(Data entries)
# # # # # # #

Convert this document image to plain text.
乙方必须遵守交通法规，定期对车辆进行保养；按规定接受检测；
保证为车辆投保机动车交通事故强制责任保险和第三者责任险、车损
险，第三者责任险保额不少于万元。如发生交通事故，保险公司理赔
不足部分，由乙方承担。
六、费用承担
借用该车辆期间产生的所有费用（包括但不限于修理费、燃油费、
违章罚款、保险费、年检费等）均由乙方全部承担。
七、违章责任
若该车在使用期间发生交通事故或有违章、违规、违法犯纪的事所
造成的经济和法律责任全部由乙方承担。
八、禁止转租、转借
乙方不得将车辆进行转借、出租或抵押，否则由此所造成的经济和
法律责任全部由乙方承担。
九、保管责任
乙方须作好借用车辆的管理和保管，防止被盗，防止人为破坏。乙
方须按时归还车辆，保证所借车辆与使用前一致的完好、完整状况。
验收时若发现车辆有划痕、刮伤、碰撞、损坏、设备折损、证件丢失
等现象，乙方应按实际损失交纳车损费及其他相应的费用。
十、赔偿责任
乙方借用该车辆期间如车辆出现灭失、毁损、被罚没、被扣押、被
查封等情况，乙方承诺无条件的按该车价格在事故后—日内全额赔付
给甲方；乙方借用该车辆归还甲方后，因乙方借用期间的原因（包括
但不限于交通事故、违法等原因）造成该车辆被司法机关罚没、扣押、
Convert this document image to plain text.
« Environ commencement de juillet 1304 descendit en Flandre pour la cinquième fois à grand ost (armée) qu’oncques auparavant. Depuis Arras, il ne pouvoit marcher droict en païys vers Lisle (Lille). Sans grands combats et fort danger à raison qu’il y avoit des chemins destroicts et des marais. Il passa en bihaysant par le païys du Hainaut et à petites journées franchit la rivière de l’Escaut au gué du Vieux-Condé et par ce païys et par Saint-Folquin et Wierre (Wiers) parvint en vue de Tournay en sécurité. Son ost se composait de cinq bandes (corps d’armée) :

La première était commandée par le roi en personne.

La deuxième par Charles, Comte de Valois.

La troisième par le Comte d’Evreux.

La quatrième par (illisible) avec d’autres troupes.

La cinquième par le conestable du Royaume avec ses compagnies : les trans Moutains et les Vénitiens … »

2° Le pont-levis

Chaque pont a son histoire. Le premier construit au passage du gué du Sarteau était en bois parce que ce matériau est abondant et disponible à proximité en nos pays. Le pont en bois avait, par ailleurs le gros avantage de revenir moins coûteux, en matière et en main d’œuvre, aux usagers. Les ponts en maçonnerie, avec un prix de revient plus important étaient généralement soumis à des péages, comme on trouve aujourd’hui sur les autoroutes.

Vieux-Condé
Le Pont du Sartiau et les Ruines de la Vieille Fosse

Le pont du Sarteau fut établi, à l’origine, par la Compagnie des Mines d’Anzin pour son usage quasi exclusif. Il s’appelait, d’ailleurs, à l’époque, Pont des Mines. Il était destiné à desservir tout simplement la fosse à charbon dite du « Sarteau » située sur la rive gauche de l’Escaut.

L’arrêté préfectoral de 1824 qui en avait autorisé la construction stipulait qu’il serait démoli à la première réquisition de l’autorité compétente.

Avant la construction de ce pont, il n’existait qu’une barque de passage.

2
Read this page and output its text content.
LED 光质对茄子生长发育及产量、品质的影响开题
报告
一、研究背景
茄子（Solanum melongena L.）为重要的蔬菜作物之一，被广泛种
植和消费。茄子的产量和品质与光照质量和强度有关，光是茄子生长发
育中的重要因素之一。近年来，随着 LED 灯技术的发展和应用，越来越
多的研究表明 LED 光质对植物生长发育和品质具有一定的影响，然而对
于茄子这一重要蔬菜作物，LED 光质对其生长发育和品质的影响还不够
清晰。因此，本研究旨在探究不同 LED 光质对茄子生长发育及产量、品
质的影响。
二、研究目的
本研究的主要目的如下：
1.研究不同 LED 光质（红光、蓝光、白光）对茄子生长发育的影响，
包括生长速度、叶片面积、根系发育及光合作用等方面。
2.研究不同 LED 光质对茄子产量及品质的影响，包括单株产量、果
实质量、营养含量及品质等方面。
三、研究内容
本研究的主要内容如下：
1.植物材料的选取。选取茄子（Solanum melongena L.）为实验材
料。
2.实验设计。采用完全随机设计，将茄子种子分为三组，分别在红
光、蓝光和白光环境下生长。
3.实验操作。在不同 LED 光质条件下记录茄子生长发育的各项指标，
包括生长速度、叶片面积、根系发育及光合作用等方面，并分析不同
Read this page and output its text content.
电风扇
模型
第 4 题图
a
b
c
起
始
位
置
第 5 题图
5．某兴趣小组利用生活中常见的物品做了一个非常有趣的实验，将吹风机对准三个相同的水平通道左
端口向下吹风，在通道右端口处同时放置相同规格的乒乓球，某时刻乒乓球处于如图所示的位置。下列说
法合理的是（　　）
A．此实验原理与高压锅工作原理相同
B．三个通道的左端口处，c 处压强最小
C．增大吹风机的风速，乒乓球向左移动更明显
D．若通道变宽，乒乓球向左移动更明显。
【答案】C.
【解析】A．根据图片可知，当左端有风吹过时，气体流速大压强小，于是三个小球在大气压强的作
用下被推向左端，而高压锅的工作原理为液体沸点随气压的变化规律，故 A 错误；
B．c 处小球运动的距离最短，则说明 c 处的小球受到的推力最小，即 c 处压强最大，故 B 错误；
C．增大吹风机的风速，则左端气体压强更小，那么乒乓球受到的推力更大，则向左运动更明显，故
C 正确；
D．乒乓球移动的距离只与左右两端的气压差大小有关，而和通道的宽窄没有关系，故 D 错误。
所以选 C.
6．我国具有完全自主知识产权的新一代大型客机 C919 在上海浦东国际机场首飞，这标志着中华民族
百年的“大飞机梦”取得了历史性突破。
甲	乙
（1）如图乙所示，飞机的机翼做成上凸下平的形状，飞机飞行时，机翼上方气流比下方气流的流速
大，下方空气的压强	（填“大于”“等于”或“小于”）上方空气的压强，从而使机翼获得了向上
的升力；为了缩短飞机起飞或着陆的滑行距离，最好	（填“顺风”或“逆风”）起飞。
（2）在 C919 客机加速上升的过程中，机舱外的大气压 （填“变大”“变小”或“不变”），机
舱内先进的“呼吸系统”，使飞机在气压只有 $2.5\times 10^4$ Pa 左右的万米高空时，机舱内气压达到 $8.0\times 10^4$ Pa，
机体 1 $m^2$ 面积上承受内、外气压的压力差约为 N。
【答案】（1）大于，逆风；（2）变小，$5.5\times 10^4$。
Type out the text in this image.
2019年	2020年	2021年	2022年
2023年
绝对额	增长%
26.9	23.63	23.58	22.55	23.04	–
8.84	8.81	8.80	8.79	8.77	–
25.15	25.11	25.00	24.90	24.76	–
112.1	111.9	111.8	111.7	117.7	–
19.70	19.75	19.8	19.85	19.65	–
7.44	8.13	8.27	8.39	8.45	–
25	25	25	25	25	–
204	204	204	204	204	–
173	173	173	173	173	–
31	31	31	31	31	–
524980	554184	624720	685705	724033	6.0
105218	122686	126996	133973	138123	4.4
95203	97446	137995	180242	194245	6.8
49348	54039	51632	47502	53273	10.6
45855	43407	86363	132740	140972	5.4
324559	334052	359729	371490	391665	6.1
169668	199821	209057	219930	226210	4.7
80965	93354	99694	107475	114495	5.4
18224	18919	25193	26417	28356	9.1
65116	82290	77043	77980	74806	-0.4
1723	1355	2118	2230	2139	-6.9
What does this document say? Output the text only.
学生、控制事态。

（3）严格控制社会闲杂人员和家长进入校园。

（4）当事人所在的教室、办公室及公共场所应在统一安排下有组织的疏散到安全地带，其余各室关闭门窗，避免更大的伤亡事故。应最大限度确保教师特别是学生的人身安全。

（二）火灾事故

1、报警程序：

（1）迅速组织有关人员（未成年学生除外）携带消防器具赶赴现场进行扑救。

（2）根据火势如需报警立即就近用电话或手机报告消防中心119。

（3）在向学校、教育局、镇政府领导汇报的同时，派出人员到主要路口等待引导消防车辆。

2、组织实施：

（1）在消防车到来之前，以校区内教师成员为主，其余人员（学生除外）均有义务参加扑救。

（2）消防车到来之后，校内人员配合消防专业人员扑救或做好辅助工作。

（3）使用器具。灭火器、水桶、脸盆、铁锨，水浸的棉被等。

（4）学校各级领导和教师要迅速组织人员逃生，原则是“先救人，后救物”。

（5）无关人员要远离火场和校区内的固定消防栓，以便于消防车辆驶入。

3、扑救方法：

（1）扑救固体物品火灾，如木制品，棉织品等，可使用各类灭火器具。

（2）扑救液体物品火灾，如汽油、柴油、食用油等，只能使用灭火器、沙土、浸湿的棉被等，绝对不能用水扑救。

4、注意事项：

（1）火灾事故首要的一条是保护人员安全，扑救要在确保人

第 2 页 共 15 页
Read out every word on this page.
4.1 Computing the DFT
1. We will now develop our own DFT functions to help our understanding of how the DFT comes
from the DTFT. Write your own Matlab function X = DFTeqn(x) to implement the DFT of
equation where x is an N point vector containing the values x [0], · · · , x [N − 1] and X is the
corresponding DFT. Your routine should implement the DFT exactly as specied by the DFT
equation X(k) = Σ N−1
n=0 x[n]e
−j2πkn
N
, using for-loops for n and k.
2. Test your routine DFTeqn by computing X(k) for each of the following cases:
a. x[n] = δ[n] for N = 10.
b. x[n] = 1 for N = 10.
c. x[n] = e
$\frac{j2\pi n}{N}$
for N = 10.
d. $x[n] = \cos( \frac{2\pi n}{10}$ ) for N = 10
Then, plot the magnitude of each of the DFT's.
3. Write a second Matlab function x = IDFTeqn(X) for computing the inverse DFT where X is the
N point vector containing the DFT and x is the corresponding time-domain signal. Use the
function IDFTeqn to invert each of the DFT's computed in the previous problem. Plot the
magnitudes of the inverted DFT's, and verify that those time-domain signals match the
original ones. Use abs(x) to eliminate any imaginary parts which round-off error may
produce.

# # # # # # #

TO DO: Go over the entries above and say how many lines hold the string "passage", with no other text.

SOLUTION TO THE EXERCISE: 2